:: STATED PROBLEM ::
Report only the number of lines holding "zoom".

---------------

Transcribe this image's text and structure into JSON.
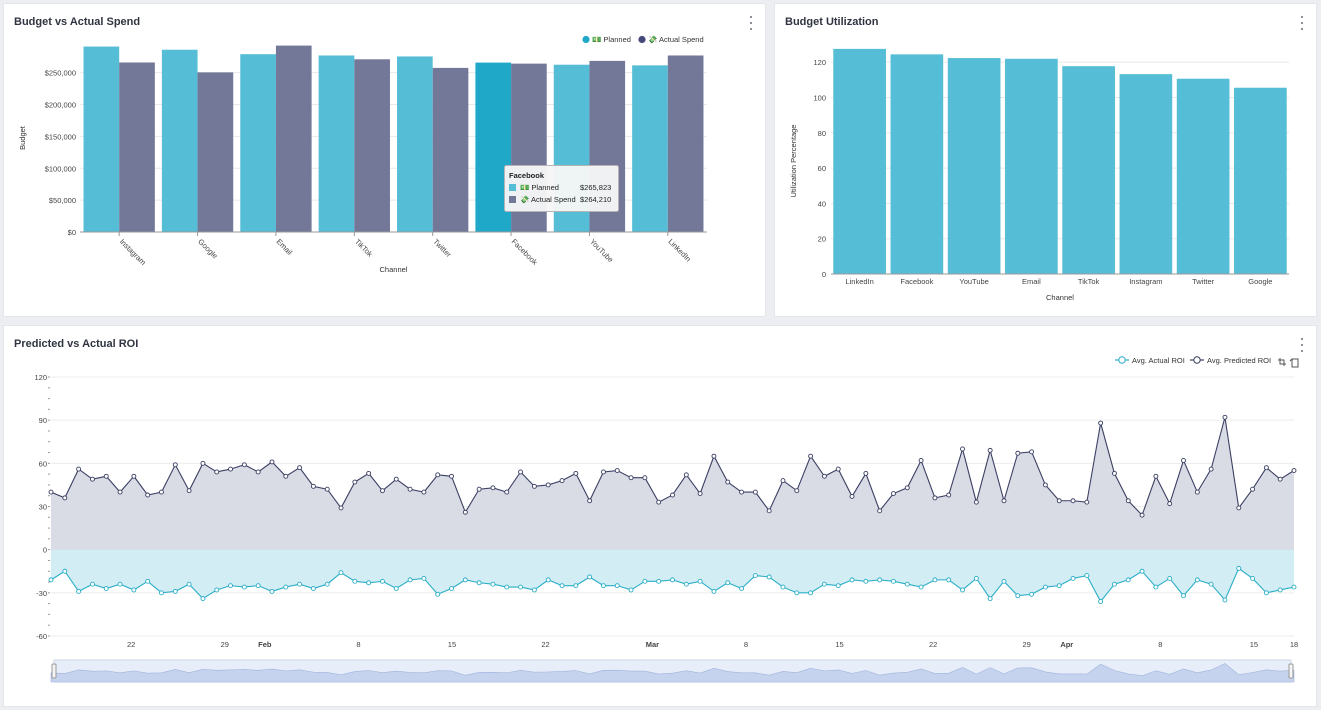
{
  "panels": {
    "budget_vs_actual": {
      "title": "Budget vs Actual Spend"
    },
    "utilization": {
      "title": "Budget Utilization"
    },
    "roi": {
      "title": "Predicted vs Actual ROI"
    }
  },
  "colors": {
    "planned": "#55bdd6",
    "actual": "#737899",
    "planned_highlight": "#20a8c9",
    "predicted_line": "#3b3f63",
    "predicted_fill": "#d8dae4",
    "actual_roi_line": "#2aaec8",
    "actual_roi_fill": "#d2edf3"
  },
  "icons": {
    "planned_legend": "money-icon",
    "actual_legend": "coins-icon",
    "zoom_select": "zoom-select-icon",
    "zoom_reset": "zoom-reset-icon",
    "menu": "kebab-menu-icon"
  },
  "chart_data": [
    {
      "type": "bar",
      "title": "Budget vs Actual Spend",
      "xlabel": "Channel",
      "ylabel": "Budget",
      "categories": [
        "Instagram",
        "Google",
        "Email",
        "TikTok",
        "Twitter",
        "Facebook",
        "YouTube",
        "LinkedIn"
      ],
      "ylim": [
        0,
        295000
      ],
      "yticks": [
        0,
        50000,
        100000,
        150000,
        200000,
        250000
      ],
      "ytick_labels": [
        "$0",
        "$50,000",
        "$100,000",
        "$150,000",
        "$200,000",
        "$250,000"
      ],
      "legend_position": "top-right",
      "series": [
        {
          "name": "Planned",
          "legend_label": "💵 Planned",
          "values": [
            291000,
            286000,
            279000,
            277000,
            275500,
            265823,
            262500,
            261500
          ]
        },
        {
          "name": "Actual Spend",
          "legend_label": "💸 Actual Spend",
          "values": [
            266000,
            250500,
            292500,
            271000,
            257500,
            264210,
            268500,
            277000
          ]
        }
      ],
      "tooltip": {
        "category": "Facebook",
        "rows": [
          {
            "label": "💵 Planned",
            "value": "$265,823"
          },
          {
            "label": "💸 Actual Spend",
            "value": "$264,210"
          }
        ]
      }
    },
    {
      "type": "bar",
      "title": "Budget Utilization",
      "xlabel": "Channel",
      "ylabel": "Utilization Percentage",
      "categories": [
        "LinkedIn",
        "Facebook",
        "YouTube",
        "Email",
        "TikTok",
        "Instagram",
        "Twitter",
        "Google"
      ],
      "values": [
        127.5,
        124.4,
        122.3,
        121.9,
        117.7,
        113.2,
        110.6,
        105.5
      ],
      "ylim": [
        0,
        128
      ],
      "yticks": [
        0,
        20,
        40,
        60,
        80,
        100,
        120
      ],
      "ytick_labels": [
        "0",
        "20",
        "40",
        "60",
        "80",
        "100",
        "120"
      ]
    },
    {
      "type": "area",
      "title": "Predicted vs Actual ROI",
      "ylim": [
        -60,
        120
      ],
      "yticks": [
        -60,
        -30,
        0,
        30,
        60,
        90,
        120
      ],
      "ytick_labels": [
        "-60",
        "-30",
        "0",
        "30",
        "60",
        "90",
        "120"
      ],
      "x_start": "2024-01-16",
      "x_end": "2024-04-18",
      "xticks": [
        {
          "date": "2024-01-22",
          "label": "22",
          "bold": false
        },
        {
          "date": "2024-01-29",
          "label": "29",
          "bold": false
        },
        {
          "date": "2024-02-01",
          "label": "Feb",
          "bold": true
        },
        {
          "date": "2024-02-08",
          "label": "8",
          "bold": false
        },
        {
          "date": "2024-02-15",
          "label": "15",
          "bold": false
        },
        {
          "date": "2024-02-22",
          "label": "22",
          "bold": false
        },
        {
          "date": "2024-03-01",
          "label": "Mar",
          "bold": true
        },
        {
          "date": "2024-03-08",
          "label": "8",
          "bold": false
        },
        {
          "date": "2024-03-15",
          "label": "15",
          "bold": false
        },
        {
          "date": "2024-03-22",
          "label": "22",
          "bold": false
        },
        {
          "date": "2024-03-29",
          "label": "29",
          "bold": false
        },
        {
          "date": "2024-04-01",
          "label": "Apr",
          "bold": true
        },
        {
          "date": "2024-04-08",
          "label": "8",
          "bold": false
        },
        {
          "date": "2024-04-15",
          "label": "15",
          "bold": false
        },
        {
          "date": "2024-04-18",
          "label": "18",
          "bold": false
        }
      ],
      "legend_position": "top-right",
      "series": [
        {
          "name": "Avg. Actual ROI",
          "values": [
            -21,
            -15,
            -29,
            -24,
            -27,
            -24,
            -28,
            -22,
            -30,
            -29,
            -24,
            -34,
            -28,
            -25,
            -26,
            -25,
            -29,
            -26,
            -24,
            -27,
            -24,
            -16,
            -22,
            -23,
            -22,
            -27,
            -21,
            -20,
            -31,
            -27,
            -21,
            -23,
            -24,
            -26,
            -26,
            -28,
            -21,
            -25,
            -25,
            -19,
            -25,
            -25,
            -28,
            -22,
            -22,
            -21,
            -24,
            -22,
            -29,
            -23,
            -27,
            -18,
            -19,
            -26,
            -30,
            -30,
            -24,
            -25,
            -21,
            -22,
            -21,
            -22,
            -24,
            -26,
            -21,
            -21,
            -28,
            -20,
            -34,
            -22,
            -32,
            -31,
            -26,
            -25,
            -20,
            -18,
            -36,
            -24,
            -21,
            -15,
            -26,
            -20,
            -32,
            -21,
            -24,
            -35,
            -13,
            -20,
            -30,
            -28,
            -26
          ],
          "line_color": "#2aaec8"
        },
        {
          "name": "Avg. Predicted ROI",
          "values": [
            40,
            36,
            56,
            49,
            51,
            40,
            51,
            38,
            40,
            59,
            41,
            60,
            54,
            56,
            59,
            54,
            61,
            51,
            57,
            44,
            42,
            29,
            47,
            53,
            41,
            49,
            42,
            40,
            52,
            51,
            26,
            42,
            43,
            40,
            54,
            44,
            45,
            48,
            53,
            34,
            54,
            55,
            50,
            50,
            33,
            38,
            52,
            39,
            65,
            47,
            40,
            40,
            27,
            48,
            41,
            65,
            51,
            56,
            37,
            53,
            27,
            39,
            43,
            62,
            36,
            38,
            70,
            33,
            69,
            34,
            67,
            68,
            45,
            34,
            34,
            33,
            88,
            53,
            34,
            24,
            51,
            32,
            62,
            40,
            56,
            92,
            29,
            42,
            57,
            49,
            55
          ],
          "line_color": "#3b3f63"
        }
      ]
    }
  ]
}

---------------

:: SOLUTION FOR THIS PROBLEM ::
2